** Start GIVEN DATA **
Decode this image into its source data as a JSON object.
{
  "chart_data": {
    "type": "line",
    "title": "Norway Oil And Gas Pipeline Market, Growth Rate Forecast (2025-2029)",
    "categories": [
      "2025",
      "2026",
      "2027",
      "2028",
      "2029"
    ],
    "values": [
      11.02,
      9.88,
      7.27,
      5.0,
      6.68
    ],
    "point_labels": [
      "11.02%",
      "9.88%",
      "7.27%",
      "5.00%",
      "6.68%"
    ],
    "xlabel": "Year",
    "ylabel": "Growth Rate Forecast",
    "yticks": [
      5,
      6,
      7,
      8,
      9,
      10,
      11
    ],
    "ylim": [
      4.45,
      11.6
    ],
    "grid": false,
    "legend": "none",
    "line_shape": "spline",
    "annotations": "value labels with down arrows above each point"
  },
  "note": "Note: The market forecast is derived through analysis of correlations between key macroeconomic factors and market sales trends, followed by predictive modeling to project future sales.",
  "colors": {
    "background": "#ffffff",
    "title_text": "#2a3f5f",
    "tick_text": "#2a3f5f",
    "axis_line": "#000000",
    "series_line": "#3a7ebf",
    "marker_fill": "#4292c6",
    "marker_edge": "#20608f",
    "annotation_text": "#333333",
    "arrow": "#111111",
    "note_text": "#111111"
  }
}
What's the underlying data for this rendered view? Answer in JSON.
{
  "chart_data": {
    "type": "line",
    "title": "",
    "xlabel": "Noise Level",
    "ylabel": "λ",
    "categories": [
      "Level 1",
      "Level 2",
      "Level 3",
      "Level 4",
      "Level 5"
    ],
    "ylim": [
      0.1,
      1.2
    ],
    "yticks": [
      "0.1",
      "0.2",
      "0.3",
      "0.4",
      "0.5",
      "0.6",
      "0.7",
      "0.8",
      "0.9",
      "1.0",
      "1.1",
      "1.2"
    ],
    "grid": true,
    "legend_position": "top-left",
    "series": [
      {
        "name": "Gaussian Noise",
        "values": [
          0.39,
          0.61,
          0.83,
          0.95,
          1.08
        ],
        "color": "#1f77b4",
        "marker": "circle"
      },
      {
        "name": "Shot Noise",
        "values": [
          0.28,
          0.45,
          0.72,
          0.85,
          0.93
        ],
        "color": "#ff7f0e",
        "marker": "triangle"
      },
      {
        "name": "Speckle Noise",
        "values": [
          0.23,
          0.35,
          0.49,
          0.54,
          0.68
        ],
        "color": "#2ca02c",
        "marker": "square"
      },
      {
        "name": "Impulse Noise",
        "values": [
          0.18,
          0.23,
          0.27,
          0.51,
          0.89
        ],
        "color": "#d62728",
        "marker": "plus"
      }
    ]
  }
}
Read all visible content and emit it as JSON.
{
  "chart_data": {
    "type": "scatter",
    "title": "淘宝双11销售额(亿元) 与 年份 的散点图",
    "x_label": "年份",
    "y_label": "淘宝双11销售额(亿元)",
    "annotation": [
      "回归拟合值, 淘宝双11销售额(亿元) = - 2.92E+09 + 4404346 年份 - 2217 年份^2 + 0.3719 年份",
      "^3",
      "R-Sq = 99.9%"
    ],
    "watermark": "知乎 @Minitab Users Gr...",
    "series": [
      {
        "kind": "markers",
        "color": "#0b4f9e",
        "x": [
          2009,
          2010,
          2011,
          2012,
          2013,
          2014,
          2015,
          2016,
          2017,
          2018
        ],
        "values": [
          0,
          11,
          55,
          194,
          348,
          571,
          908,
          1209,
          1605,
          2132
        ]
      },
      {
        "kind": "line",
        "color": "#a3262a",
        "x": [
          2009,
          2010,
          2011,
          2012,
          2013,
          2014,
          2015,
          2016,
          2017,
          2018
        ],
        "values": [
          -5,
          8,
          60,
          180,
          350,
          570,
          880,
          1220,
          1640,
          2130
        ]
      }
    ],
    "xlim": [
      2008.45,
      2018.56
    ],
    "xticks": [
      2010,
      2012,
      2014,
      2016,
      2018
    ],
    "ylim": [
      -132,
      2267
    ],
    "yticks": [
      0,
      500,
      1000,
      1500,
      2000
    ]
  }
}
** End GIVEN DATA **
• _YOUR OBJECTIVE_: Pick out all lines containing the string "name".

• _SOLUTION_:
        "name": "Gaussian Noise",
        "name": "Shot Noise",
        "name": "Speckle Noise",
        "name": "Impulse Noise",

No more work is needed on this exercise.